[start RECORDS FOR THE EXERCISE]

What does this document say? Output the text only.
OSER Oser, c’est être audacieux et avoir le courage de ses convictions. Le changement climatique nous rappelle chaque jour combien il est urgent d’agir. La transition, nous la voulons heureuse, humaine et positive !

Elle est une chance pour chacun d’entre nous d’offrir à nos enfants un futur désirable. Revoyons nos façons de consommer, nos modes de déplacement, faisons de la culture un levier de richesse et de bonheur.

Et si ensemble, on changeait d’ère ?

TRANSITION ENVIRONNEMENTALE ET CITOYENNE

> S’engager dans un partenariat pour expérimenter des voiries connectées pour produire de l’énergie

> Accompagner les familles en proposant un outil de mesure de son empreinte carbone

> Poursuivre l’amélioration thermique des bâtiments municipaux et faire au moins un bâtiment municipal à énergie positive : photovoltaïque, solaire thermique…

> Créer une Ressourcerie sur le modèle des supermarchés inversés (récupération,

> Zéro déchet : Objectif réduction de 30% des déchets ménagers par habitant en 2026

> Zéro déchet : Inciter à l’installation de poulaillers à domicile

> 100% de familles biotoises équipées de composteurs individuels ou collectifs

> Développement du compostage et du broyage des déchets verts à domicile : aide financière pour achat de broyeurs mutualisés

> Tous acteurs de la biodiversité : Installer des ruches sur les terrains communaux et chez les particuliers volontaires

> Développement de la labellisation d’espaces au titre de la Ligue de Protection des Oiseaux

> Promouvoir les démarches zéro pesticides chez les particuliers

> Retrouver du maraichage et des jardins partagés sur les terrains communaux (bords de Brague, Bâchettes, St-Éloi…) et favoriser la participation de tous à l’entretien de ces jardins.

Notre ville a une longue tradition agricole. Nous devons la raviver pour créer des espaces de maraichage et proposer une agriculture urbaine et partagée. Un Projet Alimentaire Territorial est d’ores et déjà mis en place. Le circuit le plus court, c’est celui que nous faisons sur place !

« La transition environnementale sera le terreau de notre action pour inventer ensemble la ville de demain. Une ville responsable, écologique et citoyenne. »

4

[end RECORDS FOR THE EXERCISE]

WORK TO BE COMPLETED: Determine how many lines of the data contain the word "chez", and reply with that number only.

SOLUTION TO THIS TASK: 2